Each entry below should be reproduced character for character.

====== Provided information

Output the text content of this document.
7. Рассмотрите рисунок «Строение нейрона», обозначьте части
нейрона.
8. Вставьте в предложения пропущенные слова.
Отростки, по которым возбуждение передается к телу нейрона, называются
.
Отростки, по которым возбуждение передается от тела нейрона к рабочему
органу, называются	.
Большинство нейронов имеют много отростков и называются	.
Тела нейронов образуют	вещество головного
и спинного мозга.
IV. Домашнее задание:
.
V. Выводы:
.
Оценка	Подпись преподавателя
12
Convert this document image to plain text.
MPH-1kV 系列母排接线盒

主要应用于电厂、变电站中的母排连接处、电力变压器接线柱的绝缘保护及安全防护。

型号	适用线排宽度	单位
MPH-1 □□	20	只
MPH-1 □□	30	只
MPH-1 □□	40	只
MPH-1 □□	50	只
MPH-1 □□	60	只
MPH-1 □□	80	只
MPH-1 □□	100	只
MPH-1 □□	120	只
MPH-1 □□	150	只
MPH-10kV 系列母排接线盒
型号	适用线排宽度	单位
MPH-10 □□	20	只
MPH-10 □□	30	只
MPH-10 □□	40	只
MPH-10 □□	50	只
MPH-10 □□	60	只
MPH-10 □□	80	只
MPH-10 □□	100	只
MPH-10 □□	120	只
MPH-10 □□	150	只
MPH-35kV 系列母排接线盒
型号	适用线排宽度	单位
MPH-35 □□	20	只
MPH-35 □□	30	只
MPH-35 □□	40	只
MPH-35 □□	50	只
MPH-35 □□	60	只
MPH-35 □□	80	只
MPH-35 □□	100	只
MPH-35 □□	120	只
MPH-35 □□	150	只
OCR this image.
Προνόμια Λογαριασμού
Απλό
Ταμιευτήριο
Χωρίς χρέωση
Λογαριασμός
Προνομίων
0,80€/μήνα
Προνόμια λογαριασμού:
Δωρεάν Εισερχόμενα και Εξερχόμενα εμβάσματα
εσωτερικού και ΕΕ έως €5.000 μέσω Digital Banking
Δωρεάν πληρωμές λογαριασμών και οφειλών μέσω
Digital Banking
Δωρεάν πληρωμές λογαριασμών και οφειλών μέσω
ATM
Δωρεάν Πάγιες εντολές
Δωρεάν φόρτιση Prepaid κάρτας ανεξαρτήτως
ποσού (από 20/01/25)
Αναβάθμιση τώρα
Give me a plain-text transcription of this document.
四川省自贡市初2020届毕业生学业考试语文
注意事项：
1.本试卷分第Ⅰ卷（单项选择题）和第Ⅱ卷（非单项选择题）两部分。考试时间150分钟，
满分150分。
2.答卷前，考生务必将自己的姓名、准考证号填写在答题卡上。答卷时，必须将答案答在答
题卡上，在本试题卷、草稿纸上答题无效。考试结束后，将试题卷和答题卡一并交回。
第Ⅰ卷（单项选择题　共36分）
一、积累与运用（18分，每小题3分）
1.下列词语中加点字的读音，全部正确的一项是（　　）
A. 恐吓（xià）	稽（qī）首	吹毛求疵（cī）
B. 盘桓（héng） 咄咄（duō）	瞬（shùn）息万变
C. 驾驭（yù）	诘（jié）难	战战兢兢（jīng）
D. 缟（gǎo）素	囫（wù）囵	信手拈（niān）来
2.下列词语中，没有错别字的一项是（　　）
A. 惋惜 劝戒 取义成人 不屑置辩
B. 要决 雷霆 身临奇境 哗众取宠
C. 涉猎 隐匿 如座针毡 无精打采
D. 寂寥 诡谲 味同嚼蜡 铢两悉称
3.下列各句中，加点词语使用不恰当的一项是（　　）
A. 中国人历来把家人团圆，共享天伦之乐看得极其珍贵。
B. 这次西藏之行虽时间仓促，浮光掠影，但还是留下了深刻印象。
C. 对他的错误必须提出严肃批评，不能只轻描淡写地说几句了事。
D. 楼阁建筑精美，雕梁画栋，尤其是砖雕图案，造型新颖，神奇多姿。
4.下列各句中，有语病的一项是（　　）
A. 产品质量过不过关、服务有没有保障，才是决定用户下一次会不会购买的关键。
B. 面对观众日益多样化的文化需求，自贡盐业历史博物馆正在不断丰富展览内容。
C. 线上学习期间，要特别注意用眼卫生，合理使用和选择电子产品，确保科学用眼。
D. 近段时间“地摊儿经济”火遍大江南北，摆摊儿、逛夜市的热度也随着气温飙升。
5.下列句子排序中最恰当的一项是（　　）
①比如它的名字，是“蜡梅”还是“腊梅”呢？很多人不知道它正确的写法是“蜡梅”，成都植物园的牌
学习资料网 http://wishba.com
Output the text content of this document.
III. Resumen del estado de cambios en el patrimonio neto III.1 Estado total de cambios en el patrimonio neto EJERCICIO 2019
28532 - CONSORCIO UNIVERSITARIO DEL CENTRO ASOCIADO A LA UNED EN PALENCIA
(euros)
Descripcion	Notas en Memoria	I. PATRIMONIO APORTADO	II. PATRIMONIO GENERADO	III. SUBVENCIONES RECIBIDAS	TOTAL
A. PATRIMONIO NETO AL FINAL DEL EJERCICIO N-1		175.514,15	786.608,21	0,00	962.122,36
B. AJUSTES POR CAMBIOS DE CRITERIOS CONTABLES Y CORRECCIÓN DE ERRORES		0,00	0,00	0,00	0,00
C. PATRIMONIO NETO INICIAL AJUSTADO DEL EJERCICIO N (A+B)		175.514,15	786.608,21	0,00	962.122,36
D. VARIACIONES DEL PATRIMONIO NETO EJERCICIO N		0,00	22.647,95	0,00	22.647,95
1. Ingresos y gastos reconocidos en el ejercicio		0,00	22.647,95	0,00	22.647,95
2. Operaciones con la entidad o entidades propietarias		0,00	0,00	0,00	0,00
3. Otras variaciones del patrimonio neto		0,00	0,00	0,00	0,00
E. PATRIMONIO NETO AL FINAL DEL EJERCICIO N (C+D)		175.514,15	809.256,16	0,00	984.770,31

============

- In response
Output the text content of this document.
7. Рассмотрите рисунок «Строение нейрона», обозначьте части
нейрона.
8. Вставьте в предложения пропущенные слова.
Отростки, по которым возбуждение передается к телу нейрона, называются
.
Отростки, по которым возбуждение передается от тела нейрона к рабочему
органу, называются	.
Большинство нейронов имеют много отростков и называются	.
Тела нейронов образуют	вещество головного
и спинного мозга.
IV. Домашнее задание:
.
V. Выводы:
.
Оценка	Подпись преподавателя
12
Convert this document image to plain text.
MPH-1kV 系列母排接线盒

主要应用于电厂、变电站中的母排连接处、电力变压器接线柱的绝缘保护及安全防护。

型号	适用线排宽度	单位
MPH-1 □□	20	只
MPH-1 □□	30	只
MPH-1 □□	40	只
MPH-1 □□	50	只
MPH-1 □□	60	只
MPH-1 □□	80	只
MPH-1 □□	100	只
MPH-1 □□	120	只
MPH-1 □□	150	只
MPH-10kV 系列母排接线盒
型号	适用线排宽度	单位
MPH-10 □□	20	只
MPH-10 □□	30	只
MPH-10 □□	40	只
MPH-10 □□	50	只
MPH-10 □□	60	只
MPH-10 □□	80	只
MPH-10 □□	100	只
MPH-10 □□	120	只
MPH-10 □□	150	只
MPH-35kV 系列母排接线盒
型号	适用线排宽度	单位
MPH-35 □□	20	只
MPH-35 □□	30	只
MPH-35 □□	40	只
MPH-35 □□	50	只
MPH-35 □□	60	只
MPH-35 □□	80	只
MPH-35 □□	100	只
MPH-35 □□	120	只
MPH-35 □□	150	只
OCR this image.
Προνόμια Λογαριασμού
Απλό
Ταμιευτήριο
Χωρίς χρέωση
Λογαριασμός
Προνομίων
0,80€/μήνα
Προνόμια λογαριασμού:
Δωρεάν Εισερχόμενα και Εξερχόμενα εμβάσματα
εσωτερικού και ΕΕ έως €5.000 μέσω Digital Banking
Δωρεάν πληρωμές λογαριασμών και οφειλών μέσω
Digital Banking
Δωρεάν πληρωμές λογαριασμών και οφειλών μέσω
ATM
Δωρεάν Πάγιες εντολές
Δωρεάν φόρτιση Prepaid κάρτας ανεξαρτήτως
ποσού (από 20/01/25)
Αναβάθμιση τώρα
Give me a plain-text transcription of this document.
四川省自贡市初2020届毕业生学业考试语文
注意事项：
1.本试卷分第Ⅰ卷（单项选择题）和第Ⅱ卷（非单项选择题）两部分。考试时间150分钟，
满分150分。
2.答卷前，考生务必将自己的姓名、准考证号填写在答题卡上。答卷时，必须将答案答在答
题卡上，在本试题卷、草稿纸上答题无效。考试结束后，将试题卷和答题卡一并交回。
第Ⅰ卷（单项选择题　共36分）
一、积累与运用（18分，每小题3分）
1.下列词语中加点字的读音，全部正确的一项是（　　）
A. 恐吓（xià）	稽（qī）首	吹毛求疵（cī）
B. 盘桓（héng） 咄咄（duō）	瞬（shùn）息万变
C. 驾驭（yù）	诘（jié）难	战战兢兢（jīng）
D. 缟（gǎo）素	囫（wù）囵	信手拈（niān）来
2.下列词语中，没有错别字的一项是（　　）
A. 惋惜 劝戒 取义成人 不屑置辩
B. 要决 雷霆 身临奇境 哗众取宠
C. 涉猎 隐匿 如座针毡 无精打采
D. 寂寥 诡谲 味同嚼蜡 铢两悉称
3.下列各句中，加点词语使用不恰当的一项是（　　）
A. 中国人历来把家人团圆，共享天伦之乐看得极其珍贵。
B. 这次西藏之行虽时间仓促，浮光掠影，但还是留下了深刻印象。
C. 对他的错误必须提出严肃批评，不能只轻描淡写地说几句了事。
D. 楼阁建筑精美，雕梁画栋，尤其是砖雕图案，造型新颖，神奇多姿。
4.下列各句中，有语病的一项是（　　）
A. 产品质量过不过关、服务有没有保障，才是决定用户下一次会不会购买的关键。
B. 面对观众日益多样化的文化需求，自贡盐业历史博物馆正在不断丰富展览内容。
C. 线上学习期间，要特别注意用眼卫生，合理使用和选择电子产品，确保科学用眼。
D. 近段时间“地摊儿经济”火遍大江南北，摆摊儿、逛夜市的热度也随着气温飙升。
5.下列句子排序中最恰当的一项是（　　）
①比如它的名字，是“蜡梅”还是“腊梅”呢？很多人不知道它正确的写法是“蜡梅”，成都植物园的牌
学习资料网 http://wishba.com
Output the text content of this document.
III. Resumen del estado de cambios en el patrimonio neto III.1 Estado total de cambios en el patrimonio neto EJERCICIO 2019
28532 - CONSORCIO UNIVERSITARIO DEL CENTRO ASOCIADO A LA UNED EN PALENCIA
(euros)
Descripcion	Notas en Memoria	I. PATRIMONIO APORTADO	II. PATRIMONIO GENERADO	III. SUBVENCIONES RECIBIDAS	TOTAL
A. PATRIMONIO NETO AL FINAL DEL EJERCICIO N-1		175.514,15	786.608,21	0,00	962.122,36
B. AJUSTES POR CAMBIOS DE CRITERIOS CONTABLES Y CORRECCIÓN DE ERRORES		0,00	0,00	0,00	0,00
C. PATRIMONIO NETO INICIAL AJUSTADO DEL EJERCICIO N (A+B)		175.514,15	786.608,21	0,00	962.122,36
D. VARIACIONES DEL PATRIMONIO NETO EJERCICIO N		0,00	22.647,95	0,00	22.647,95
1. Ingresos y gastos reconocidos en el ejercicio		0,00	22.647,95	0,00	22.647,95
2. Operaciones con la entidad o entidades propietarias		0,00	0,00	0,00	0,00
3. Otras variaciones del patrimonio neto		0,00	0,00	0,00	0,00
E. PATRIMONIO NETO AL FINAL DEL EJERCICIO N (C+D)		175.514,15	809.256,16	0,00	984.770,31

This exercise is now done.